— Start Given information —

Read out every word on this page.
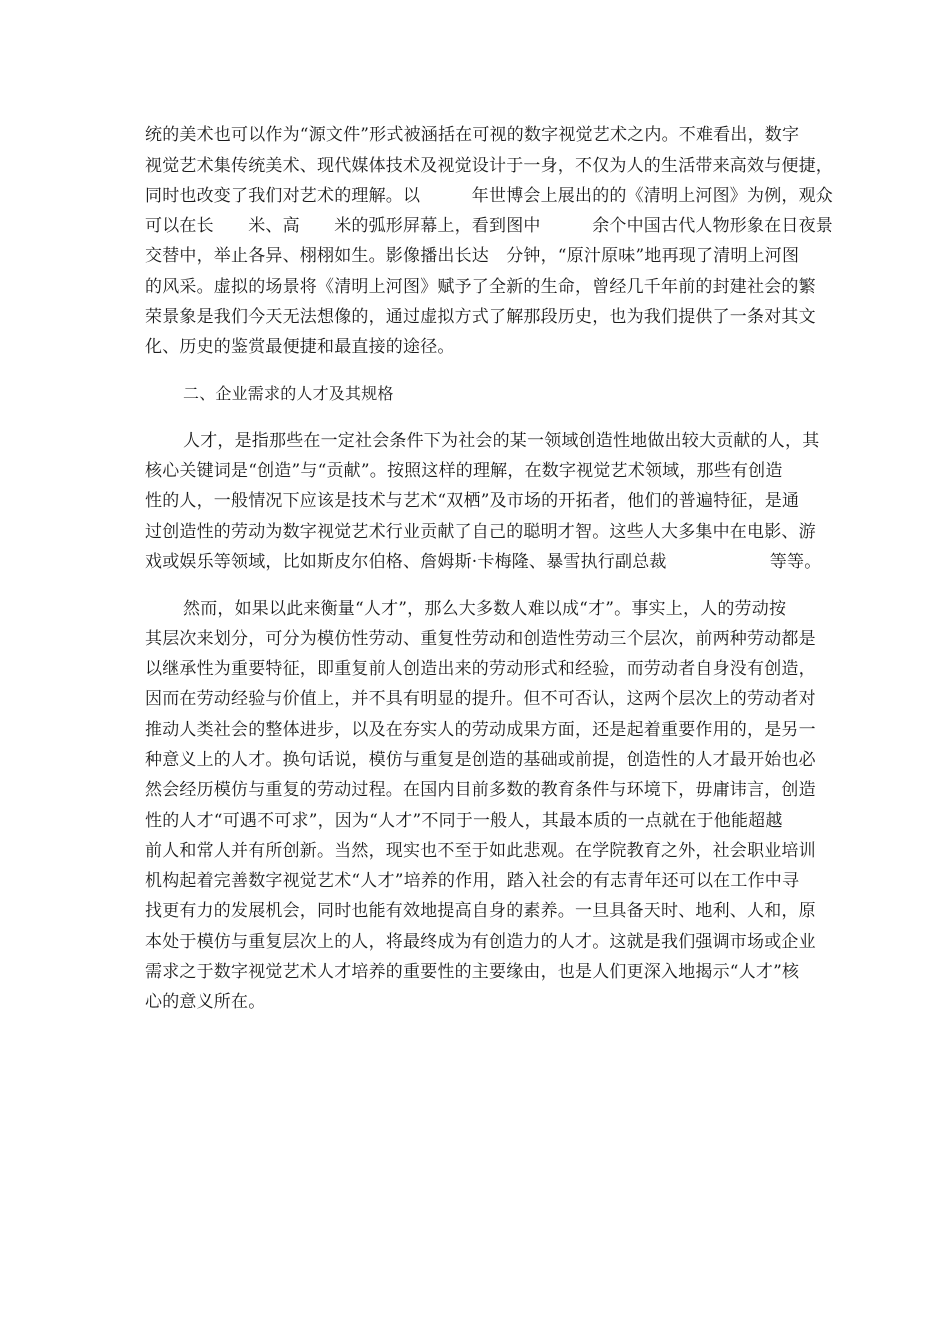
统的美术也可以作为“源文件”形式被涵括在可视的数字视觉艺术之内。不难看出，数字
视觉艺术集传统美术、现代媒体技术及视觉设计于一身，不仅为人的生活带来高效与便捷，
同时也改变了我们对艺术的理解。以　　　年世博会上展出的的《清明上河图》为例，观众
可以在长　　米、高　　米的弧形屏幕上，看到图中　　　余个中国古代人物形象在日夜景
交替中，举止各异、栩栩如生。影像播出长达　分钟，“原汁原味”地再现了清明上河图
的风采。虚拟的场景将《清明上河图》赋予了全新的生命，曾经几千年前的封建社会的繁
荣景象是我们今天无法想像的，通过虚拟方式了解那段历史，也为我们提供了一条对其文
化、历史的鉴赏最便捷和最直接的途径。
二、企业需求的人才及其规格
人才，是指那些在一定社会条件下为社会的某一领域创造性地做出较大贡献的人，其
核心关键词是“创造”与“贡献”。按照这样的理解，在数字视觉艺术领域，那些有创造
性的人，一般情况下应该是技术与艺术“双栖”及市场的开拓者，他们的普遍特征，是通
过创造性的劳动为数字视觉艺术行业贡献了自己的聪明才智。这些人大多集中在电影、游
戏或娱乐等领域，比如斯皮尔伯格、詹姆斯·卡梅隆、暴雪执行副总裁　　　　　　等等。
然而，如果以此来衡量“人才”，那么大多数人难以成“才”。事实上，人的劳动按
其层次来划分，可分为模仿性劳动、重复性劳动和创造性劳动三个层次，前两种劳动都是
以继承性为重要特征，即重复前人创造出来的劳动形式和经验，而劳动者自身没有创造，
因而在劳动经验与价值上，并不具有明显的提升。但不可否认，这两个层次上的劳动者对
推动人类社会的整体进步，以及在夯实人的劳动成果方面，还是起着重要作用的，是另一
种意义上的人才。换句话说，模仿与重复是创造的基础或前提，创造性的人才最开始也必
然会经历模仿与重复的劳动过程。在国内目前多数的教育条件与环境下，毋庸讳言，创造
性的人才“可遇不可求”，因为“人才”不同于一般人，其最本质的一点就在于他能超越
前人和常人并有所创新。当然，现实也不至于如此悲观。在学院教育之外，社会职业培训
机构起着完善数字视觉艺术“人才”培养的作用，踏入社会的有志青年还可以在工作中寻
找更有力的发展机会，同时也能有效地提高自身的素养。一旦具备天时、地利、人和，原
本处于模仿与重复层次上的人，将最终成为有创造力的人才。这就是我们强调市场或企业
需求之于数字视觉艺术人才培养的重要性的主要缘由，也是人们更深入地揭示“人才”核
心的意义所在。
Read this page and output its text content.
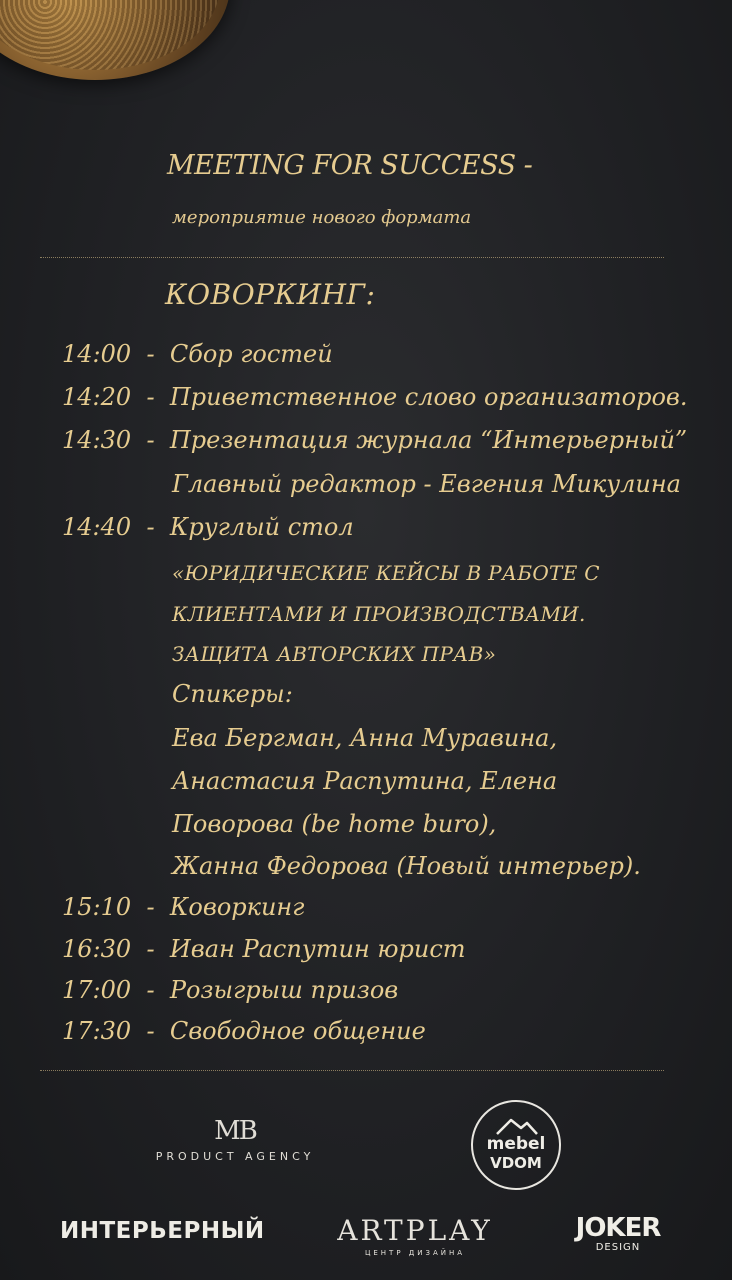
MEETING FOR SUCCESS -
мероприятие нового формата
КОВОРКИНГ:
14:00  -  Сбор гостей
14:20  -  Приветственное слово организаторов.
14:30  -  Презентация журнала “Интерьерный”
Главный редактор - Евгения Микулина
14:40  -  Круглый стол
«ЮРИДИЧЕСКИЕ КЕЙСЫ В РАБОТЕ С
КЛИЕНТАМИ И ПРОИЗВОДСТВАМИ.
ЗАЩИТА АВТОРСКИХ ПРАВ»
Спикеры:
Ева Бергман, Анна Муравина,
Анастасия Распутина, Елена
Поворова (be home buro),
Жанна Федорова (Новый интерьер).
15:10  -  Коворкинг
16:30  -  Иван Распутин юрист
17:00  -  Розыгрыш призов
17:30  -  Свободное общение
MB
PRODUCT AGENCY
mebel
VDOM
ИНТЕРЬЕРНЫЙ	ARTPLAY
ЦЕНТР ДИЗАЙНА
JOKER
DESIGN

— End Given information —

Go through the material above and copy each line that has the word "Read".

Read out every word on this page.
Read this page and output its text content.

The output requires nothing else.